Dataset records
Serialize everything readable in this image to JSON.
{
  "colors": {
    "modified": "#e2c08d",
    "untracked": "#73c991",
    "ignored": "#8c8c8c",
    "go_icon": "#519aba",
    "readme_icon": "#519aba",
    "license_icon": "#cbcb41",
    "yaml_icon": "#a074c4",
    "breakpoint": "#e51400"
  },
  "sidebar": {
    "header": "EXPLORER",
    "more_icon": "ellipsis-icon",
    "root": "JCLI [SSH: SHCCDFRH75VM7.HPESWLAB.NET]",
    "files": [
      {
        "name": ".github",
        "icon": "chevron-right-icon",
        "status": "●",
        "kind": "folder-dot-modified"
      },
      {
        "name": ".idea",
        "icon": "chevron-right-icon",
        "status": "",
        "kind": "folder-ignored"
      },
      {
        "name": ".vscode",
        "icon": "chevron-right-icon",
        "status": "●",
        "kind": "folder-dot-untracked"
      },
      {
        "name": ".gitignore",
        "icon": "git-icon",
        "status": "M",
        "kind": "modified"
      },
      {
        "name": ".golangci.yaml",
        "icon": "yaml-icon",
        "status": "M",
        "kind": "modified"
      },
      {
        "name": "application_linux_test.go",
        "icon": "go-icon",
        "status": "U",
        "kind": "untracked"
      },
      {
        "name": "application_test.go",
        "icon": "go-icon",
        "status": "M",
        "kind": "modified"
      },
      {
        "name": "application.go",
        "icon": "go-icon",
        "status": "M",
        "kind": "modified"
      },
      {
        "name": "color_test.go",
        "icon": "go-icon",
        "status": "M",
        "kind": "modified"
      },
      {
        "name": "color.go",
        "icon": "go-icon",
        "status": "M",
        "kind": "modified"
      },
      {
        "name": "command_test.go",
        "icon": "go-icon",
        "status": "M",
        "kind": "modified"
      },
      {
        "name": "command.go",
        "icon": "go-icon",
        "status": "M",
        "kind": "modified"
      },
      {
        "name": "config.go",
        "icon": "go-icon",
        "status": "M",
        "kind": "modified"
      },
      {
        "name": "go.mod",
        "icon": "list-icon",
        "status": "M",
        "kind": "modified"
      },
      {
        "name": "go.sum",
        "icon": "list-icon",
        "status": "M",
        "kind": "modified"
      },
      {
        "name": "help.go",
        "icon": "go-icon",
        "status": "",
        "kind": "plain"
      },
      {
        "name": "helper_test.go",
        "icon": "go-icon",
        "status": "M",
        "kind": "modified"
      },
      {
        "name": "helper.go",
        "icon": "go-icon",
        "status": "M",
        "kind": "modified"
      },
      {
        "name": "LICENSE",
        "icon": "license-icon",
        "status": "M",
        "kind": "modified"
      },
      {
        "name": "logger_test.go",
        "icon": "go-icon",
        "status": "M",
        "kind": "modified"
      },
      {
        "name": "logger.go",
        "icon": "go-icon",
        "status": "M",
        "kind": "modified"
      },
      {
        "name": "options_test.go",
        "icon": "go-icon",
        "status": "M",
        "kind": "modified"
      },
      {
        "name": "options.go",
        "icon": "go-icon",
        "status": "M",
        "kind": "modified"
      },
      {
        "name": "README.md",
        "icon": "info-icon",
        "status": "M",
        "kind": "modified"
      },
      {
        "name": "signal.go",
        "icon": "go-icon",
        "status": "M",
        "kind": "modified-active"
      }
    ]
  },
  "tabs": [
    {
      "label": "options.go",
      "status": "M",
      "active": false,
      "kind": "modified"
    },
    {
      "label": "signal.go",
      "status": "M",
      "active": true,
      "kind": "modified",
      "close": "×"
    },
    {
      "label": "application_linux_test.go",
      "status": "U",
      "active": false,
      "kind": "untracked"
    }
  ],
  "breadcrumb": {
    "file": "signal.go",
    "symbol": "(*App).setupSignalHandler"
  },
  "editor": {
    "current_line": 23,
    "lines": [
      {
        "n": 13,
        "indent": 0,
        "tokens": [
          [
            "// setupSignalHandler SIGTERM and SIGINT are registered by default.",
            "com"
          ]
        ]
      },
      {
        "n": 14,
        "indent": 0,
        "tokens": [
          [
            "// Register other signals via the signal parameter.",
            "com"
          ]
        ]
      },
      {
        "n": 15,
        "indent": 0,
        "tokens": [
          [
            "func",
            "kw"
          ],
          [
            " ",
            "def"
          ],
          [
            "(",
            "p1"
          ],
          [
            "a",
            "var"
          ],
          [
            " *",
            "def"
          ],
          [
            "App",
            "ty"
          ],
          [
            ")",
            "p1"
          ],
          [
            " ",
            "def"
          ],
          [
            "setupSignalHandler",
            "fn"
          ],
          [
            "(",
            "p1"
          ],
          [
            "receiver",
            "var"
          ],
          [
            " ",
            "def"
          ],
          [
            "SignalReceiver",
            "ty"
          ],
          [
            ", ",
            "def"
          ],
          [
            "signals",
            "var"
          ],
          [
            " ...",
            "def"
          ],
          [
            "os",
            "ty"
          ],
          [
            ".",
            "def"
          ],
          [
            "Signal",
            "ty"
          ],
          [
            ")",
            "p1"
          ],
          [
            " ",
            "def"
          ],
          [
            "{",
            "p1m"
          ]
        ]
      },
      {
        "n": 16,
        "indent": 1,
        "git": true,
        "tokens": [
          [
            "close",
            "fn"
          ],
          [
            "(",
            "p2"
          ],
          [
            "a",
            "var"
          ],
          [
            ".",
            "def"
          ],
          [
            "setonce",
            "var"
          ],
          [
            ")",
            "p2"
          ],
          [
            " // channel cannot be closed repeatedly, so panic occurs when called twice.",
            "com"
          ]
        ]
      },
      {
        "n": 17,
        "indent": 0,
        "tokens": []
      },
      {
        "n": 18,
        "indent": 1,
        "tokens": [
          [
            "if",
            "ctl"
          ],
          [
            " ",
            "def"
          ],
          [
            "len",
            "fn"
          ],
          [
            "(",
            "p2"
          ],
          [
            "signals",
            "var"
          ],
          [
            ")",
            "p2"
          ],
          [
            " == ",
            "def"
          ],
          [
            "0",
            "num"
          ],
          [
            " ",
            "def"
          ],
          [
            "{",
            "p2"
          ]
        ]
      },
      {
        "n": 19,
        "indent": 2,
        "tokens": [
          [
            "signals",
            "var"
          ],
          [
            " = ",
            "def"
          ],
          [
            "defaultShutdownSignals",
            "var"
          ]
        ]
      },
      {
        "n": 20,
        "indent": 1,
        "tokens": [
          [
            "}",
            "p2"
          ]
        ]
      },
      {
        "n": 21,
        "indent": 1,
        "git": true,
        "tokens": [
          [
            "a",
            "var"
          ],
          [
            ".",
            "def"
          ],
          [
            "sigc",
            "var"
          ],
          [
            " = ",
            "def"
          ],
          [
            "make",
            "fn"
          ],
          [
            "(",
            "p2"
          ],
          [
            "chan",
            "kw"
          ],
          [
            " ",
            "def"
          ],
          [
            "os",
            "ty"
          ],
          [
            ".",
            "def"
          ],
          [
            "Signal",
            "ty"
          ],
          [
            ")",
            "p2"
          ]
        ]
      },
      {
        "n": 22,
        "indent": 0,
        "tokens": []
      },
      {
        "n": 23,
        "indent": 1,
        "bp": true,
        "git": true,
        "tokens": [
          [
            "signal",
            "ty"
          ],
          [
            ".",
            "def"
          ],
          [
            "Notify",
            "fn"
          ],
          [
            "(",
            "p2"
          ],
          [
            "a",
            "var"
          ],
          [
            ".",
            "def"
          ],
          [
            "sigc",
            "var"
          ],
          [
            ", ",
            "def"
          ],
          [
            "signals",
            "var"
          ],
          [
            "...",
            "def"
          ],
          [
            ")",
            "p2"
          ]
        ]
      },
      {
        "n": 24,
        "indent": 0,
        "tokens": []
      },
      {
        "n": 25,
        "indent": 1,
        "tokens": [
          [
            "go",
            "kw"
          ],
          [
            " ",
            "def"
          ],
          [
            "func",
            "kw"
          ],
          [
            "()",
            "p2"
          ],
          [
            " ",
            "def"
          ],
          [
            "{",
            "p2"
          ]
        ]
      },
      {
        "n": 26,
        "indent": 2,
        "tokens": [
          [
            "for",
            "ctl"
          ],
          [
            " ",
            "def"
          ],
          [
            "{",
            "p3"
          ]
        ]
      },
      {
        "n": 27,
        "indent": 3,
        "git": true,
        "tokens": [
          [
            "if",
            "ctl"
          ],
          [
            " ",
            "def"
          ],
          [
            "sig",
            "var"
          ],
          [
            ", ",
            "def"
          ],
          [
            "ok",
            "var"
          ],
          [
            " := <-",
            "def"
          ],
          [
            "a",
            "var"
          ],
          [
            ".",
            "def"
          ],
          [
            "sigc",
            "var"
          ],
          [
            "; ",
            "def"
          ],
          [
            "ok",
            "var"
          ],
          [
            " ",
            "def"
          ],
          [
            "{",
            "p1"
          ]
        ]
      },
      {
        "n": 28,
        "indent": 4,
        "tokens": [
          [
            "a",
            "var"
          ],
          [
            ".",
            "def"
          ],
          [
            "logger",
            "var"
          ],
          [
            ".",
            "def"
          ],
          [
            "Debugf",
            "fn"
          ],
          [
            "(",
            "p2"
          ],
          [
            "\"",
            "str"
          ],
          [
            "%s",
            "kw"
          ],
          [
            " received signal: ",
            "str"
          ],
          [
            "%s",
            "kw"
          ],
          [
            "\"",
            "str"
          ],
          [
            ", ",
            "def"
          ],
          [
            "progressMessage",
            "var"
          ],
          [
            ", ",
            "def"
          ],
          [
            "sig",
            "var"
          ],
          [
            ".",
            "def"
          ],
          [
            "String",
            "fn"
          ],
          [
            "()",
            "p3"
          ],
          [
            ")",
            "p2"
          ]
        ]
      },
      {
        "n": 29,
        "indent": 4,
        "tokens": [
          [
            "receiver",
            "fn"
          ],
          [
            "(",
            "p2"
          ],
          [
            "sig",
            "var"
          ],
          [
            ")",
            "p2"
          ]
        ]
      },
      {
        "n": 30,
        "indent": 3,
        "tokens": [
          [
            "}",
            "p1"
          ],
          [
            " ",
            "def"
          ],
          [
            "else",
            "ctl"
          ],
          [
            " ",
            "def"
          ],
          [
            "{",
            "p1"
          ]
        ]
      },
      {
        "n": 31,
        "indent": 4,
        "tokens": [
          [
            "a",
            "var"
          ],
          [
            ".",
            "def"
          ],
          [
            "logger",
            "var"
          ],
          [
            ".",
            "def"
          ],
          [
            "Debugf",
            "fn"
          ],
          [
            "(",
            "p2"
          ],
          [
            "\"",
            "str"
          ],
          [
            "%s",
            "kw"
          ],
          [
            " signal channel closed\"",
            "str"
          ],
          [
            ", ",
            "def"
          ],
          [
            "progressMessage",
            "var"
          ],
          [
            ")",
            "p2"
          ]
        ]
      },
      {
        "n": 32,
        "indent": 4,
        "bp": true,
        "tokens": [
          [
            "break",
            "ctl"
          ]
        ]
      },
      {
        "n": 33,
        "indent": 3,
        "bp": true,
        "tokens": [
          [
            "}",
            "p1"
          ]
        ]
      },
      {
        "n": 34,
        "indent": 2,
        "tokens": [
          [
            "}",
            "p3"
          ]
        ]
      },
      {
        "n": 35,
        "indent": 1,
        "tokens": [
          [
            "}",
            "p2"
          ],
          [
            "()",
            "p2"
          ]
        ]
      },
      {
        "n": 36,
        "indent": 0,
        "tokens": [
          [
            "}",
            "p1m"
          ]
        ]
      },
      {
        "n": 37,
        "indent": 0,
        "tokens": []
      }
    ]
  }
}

WHAT YOU SHOULD DO: List all lines in the material containing the string "folder".

SOLUTION TO THIS EXERCISE:
        "kind": "folder-dot-modified"
        "kind": "folder-ignored"
        "kind": "folder-dot-untracked"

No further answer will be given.